■ **Written task**:
An exact copy of every record is needed.
--- Start of Raw records ---
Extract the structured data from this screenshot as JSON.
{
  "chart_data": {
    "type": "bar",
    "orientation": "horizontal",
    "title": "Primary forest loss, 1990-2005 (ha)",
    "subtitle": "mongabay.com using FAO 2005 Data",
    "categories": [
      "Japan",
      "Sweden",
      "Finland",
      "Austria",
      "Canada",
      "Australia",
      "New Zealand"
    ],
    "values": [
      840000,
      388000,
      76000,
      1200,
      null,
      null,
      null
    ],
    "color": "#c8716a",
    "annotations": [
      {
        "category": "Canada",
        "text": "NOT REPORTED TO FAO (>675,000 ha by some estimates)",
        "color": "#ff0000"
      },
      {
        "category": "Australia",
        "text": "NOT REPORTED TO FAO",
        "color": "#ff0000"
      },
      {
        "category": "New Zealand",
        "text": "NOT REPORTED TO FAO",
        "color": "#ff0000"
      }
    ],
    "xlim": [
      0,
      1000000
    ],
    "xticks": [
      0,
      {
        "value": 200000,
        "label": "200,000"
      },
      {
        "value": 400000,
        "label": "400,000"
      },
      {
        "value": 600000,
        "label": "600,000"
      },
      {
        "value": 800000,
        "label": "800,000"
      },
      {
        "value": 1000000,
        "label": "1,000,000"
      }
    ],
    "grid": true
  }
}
--- End of Raw records ---
■ **Output of the task**:
Extract the structured data from this screenshot as JSON.
{
  "chart_data": {
    "type": "bar",
    "orientation": "horizontal",
    "title": "Primary forest loss, 1990-2005 (ha)",
    "subtitle": "mongabay.com using FAO 2005 Data",
    "categories": [
      "Japan",
      "Sweden",
      "Finland",
      "Austria",
      "Canada",
      "Australia",
      "New Zealand"
    ],
    "values": [
      840000,
      388000,
      76000,
      1200,
      null,
      null,
      null
    ],
    "color": "#c8716a",
    "annotations": [
      {
        "category": "Canada",
        "text": "NOT REPORTED TO FAO (>675,000 ha by some estimates)",
        "color": "#ff0000"
      },
      {
        "category": "Australia",
        "text": "NOT REPORTED TO FAO",
        "color": "#ff0000"
      },
      {
        "category": "New Zealand",
        "text": "NOT REPORTED TO FAO",
        "color": "#ff0000"
      }
    ],
    "xlim": [
      0,
      1000000
    ],
    "xticks": [
      0,
      {
        "value": 200000,
        "label": "200,000"
      },
      {
        "value": 400000,
        "label": "400,000"
      },
      {
        "value": 600000,
        "label": "600,000"
      },
      {
        "value": 800000,
        "label": "800,000"
      },
      {
        "value": 1000000,
        "label": "1,000,000"
      }
    ],
    "grid": true
  }
}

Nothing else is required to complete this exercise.